* Stated task *
Copy every line from the material below that holds "白名单客户端验证".

* Data provided *
────────────────
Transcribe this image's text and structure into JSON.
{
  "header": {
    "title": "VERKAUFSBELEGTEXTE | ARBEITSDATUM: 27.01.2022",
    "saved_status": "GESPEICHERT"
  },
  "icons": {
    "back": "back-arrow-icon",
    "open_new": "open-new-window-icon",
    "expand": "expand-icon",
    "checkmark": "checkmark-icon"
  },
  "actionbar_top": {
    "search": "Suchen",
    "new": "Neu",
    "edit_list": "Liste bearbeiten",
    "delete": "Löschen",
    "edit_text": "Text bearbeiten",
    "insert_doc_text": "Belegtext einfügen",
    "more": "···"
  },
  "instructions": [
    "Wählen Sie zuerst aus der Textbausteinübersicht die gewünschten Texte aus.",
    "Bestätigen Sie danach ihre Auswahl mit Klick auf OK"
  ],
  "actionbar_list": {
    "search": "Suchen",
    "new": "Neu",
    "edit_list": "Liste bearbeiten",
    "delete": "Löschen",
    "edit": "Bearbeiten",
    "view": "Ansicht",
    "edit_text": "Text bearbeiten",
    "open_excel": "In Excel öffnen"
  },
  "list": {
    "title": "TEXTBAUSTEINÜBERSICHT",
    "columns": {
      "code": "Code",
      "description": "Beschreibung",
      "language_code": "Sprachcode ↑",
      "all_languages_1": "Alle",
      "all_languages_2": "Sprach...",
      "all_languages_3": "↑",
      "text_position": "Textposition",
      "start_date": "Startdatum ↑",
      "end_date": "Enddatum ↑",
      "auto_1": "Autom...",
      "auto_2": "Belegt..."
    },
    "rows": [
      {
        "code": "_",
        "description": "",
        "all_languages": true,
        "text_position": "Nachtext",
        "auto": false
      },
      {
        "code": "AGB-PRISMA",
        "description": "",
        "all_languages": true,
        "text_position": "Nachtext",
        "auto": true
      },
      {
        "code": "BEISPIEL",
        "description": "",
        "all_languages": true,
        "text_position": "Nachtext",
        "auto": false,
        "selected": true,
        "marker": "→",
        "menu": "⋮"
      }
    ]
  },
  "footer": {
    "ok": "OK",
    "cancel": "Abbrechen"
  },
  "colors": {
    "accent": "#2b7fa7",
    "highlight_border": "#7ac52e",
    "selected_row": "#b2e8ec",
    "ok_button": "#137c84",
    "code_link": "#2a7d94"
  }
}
────────────────
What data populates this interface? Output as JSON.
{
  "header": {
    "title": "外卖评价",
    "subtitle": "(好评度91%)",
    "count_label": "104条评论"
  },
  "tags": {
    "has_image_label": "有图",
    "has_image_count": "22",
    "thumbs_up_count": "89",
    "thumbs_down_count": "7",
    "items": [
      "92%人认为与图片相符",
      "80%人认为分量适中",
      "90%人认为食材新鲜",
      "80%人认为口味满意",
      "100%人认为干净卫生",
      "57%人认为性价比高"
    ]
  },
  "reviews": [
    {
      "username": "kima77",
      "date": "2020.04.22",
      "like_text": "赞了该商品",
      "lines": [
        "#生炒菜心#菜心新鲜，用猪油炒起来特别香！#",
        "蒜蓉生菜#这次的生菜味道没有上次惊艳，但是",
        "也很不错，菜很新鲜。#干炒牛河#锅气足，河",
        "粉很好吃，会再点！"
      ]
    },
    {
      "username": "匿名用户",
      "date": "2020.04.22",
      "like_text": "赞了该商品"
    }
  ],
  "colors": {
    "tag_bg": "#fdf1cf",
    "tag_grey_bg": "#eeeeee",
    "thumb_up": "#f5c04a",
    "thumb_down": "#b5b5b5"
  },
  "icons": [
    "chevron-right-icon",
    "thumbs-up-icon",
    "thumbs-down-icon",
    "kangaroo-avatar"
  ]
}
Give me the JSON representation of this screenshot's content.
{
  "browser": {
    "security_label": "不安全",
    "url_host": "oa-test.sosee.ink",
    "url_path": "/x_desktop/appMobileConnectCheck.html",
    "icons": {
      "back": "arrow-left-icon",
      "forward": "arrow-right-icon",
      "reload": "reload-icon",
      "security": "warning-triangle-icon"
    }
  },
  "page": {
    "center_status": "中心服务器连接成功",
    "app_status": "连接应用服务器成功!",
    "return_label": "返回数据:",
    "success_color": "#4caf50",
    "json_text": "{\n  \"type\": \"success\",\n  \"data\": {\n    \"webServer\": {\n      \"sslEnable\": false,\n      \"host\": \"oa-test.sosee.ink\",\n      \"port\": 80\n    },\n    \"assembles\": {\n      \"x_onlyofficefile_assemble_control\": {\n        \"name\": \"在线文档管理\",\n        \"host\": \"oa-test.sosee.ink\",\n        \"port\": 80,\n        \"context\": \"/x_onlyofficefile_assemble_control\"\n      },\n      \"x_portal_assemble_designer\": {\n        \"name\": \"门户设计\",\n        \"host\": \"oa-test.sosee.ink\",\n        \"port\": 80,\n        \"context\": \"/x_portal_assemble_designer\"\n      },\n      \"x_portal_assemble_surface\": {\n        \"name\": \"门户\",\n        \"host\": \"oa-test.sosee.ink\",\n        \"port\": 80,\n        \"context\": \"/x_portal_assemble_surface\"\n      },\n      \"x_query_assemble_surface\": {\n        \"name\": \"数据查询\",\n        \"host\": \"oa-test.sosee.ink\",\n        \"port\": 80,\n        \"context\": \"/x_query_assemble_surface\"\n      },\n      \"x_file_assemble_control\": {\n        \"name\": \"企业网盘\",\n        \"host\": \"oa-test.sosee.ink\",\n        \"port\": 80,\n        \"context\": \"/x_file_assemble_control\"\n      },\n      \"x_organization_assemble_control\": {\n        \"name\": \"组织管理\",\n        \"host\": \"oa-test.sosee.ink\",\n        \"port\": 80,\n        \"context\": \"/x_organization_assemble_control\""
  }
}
────────────────
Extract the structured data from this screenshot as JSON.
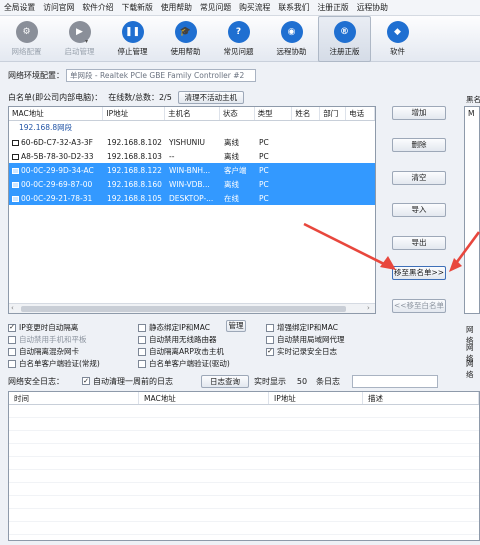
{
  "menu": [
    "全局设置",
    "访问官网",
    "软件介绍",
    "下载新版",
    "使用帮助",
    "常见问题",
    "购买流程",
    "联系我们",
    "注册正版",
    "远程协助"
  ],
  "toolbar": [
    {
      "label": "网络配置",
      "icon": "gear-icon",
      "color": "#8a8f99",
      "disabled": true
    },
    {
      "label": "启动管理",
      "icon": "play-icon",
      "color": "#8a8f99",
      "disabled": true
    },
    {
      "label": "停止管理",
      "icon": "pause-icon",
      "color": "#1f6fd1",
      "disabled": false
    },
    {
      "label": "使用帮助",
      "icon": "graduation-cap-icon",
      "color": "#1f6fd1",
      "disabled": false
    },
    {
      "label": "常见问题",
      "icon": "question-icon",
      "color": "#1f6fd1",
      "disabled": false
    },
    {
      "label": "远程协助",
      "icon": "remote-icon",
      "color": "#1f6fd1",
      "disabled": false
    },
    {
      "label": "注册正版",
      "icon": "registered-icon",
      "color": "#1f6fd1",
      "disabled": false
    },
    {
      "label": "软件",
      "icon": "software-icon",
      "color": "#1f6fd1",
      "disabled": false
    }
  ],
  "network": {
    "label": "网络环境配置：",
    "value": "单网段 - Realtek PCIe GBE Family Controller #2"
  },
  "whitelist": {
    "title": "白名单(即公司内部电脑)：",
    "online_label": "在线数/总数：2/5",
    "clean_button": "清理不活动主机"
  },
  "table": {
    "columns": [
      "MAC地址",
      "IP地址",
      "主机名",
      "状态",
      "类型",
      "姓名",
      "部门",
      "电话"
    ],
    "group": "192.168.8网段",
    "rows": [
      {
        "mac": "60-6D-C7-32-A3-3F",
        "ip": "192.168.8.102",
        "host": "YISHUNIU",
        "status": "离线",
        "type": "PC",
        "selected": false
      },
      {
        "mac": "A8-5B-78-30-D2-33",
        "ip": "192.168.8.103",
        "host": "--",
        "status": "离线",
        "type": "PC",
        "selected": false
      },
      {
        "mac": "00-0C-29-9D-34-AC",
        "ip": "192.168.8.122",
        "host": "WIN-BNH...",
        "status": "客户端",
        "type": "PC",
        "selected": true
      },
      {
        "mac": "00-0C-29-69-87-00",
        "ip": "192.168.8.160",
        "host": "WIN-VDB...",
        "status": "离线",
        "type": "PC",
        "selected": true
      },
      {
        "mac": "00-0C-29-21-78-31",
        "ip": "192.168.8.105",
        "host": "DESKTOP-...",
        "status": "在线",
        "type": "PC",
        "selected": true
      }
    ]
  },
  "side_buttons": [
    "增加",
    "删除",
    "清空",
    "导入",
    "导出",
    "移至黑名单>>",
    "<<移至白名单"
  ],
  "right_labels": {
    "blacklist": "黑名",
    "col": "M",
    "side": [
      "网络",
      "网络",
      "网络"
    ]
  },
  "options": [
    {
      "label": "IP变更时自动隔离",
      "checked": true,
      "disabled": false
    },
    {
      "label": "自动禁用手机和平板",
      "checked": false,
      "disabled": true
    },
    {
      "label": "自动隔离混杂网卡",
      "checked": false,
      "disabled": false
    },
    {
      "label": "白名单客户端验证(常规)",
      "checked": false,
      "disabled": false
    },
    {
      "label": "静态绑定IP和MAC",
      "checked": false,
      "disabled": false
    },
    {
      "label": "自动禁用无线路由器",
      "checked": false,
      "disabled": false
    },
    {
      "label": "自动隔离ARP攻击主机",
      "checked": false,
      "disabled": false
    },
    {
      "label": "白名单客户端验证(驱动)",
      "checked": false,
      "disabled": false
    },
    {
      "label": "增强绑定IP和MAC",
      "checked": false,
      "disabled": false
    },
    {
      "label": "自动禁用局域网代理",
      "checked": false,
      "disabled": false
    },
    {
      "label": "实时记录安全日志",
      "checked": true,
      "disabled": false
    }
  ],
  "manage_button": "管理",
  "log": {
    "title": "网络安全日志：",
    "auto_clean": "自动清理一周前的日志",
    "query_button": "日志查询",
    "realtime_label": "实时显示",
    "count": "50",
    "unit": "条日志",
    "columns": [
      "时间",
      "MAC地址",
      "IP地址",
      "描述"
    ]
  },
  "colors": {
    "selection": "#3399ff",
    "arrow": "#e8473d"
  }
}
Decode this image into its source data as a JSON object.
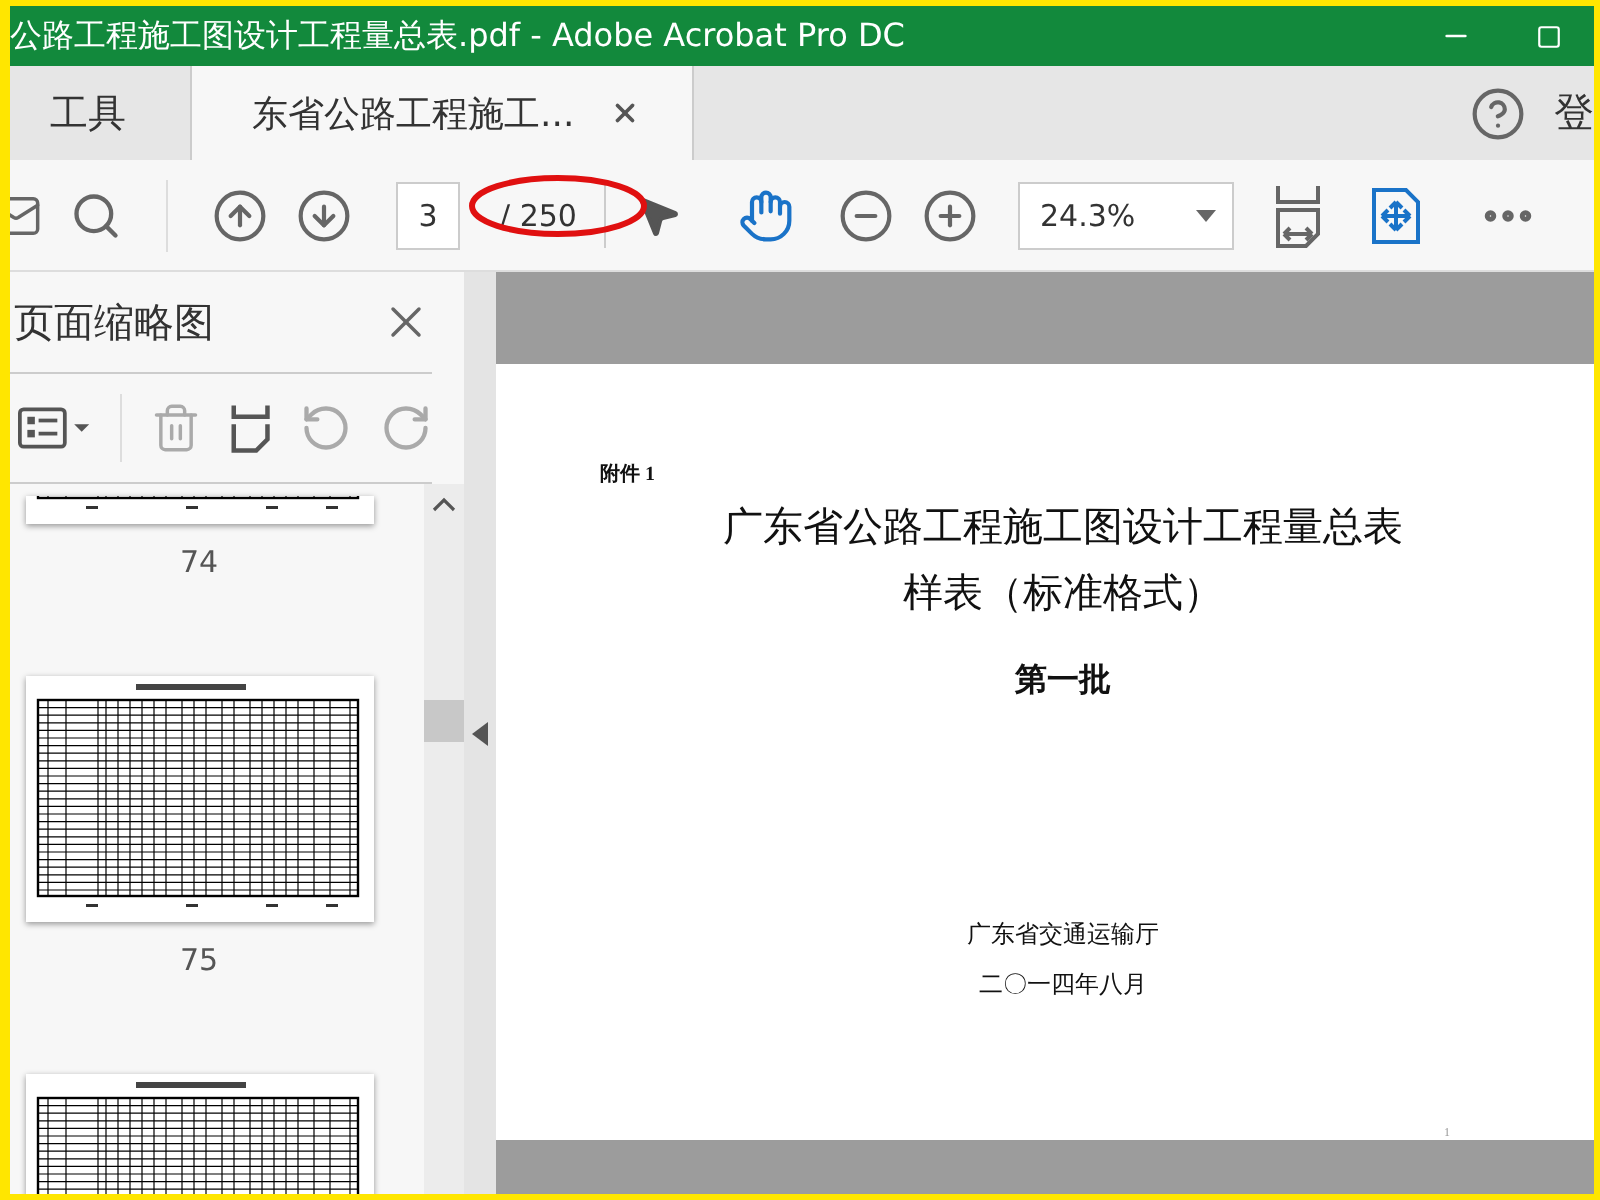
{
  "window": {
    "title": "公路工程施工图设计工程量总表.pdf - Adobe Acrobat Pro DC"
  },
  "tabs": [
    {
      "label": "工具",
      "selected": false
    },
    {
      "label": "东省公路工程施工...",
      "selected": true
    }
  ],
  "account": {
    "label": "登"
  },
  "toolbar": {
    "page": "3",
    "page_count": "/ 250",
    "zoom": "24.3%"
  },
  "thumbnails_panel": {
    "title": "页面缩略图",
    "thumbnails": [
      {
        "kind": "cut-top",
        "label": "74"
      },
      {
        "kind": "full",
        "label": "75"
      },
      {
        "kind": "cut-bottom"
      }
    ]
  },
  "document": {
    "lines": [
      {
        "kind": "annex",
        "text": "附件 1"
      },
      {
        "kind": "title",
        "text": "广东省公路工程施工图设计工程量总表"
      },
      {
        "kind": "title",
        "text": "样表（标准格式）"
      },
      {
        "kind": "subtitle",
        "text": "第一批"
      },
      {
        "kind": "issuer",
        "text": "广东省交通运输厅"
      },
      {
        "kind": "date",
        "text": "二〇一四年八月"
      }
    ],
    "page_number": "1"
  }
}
────────────────
* Result *
      "label": "白名单客户端验证(常规)",
      "label": "白名单客户端验证(驱动)",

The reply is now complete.